DOCUMENT SECTION:
━━━

Ocean carriers’ tactic of shifting surplus capacity from east-west trades to north-south routes is nearing “saturation point,” according to Drewry Maritime Research.
The “endless” cascading of tonnage from the main haul trades to regional routes is now “seriously haemorrhaging” freight rates in north-south services, and the rate of decline in the second quarter suggests carriers are running out of options to soak up surplus capacity, the London-based consulting firm said.
All-in prices from Asia to Australia, West Africa, South Africa, India and both the east and west coasts of South America based on forwarder buy rates for spot cargo declined significantly during the second quarter. Rates from Asia to India and the west coast of South America rose in July, but Drewry said it “remains to be seen if the increases are sustainable, as there have been many false dawns in other trade lanes.”
The average all-in spot rate from Shanghai to Santos, Brazil, in July was down 51 percent from January, and was 19 percent and 32 percent lower on services to Durban, South Africa, and Melbourne, Australia, respectively.

━━━

TASK SET:
- A) According to the passage on ocean freight rates, by what percentage did the average all-in spot rate from Shanghai to Santos, Brazil, fall between January and July?
- B) Transcribe the portion of the ocean freight passage between "The average all-in" and "Melbourne, Australia, respectively.", inclusive.
None of the lines that come next is required for the work here.

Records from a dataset
━━━

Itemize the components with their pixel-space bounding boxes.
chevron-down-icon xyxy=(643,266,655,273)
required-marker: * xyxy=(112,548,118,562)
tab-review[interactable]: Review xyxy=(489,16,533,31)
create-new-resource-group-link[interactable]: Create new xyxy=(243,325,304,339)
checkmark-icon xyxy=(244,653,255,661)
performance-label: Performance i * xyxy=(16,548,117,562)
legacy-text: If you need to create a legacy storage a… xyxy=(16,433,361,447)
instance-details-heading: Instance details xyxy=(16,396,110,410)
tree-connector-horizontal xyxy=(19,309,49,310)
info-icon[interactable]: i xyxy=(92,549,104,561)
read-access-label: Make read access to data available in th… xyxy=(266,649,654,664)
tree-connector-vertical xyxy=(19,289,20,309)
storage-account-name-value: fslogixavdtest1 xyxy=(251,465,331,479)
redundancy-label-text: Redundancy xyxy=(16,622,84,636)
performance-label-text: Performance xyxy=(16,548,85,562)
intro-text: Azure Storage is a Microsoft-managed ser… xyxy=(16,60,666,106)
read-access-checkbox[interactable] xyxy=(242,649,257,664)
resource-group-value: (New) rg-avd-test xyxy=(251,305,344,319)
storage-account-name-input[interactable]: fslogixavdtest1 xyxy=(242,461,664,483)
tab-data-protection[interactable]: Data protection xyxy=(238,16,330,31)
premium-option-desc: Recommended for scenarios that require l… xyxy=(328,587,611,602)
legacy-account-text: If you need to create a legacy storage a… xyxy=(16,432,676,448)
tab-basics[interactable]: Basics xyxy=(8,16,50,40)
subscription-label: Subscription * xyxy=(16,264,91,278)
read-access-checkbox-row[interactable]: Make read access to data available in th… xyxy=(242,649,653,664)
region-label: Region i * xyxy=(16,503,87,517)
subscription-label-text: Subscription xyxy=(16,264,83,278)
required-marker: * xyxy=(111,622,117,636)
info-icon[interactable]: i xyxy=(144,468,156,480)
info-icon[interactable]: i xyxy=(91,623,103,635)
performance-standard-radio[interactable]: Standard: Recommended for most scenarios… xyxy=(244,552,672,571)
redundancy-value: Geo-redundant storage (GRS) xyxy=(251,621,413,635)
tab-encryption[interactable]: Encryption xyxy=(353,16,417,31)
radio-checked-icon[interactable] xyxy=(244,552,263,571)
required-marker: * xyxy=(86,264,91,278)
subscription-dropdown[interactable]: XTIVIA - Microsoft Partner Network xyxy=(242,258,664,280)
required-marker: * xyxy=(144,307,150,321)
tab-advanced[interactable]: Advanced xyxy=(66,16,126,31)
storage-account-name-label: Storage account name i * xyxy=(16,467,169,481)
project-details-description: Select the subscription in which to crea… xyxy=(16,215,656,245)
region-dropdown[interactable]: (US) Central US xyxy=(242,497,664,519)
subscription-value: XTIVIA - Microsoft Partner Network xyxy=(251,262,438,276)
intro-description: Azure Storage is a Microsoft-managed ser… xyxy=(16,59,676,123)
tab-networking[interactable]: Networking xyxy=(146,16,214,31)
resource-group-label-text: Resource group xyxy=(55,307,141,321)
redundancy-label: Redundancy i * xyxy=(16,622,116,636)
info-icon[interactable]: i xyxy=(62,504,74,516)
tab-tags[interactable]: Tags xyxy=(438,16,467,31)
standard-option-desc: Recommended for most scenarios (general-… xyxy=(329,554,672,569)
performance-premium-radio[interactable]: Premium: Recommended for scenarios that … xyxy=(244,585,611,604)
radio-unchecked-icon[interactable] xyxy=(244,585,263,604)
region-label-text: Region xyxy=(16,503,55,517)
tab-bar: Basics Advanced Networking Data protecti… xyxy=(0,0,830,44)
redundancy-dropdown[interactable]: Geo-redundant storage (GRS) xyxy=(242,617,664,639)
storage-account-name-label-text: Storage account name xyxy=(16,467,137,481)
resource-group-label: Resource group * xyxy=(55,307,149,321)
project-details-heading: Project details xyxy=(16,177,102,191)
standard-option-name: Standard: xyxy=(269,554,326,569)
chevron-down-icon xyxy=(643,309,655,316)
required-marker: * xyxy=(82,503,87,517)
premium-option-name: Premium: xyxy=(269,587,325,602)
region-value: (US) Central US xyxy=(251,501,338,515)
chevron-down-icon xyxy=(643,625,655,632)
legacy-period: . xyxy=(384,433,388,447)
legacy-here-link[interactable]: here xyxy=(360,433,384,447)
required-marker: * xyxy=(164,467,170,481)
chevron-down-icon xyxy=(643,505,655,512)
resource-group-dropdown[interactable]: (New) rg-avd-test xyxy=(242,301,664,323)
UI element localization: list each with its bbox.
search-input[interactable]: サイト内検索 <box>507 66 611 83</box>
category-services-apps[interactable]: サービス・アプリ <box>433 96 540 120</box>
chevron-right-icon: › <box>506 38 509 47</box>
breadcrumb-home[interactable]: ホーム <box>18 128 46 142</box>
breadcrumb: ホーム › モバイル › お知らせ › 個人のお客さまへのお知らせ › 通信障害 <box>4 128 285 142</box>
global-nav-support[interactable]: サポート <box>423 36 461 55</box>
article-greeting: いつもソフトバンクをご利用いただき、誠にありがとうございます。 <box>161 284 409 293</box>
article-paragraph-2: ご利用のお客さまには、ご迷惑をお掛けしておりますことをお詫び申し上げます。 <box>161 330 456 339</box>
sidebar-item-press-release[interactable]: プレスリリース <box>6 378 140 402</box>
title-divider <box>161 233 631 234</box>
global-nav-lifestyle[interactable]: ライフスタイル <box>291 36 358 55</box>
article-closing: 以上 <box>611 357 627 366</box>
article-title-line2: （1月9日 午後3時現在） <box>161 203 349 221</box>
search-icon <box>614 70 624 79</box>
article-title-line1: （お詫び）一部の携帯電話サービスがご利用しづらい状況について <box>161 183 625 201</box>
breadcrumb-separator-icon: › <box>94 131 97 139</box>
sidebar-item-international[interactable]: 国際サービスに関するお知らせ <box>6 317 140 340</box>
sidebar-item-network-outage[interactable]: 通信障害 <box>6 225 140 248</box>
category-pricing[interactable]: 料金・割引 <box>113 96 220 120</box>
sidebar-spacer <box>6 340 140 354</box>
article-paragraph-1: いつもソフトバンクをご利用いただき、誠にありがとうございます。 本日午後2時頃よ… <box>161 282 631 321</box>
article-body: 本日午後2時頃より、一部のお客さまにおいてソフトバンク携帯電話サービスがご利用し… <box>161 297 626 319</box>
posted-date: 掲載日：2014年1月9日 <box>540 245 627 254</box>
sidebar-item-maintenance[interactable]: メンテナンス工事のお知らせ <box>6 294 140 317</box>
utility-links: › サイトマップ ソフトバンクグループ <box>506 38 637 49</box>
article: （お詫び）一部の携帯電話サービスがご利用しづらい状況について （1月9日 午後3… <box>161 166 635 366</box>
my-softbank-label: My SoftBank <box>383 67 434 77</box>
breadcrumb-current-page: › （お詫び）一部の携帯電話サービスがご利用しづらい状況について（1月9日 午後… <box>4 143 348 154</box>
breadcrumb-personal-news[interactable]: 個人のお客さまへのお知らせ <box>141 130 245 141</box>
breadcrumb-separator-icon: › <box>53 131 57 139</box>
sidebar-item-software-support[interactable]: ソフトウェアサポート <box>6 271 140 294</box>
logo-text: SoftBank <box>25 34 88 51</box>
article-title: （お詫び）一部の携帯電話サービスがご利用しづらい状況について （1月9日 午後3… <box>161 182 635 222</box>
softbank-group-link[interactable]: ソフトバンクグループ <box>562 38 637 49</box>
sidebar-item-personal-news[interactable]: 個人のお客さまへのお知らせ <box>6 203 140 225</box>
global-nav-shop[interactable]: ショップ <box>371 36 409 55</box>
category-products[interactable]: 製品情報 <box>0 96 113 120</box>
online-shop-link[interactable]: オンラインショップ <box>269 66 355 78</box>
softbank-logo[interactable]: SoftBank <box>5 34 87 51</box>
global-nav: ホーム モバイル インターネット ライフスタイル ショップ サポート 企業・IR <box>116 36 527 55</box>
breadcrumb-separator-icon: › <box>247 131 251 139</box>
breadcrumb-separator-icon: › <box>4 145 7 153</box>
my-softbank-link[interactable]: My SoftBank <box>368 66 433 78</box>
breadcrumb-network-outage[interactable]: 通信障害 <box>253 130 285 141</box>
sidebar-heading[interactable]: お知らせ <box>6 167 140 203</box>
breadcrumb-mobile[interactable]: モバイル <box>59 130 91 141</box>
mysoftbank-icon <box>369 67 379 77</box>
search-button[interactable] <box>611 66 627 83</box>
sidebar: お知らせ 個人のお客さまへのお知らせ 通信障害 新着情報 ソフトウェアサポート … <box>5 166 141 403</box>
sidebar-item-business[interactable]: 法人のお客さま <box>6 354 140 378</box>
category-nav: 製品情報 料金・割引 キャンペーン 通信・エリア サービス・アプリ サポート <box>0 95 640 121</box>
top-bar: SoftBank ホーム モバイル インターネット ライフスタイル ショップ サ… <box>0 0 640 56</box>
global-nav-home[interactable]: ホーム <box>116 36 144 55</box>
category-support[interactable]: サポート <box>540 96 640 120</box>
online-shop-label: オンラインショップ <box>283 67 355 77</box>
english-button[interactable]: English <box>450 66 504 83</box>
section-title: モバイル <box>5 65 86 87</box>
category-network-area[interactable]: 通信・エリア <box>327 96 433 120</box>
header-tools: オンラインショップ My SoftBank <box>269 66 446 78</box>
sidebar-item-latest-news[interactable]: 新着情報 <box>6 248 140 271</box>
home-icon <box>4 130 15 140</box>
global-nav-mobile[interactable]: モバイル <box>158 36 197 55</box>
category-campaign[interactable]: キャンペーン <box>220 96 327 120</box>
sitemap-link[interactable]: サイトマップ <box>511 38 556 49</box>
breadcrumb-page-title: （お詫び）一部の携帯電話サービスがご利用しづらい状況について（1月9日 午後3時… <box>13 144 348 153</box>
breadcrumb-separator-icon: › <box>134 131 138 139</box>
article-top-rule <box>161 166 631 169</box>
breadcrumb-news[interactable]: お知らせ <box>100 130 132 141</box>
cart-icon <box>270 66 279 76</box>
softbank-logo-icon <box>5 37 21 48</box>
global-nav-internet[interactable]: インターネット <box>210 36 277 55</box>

━━━

EXERCISE RESPONSES:
- A) It fell 51 percent.

- B)
The average all-in spot rate from Shanghai to Santos, Brazil, in July was down 51 percent from January, and was 19 percent and 32 percent lower on services to Durban, South Africa, and Melbourne, Australia, respectively.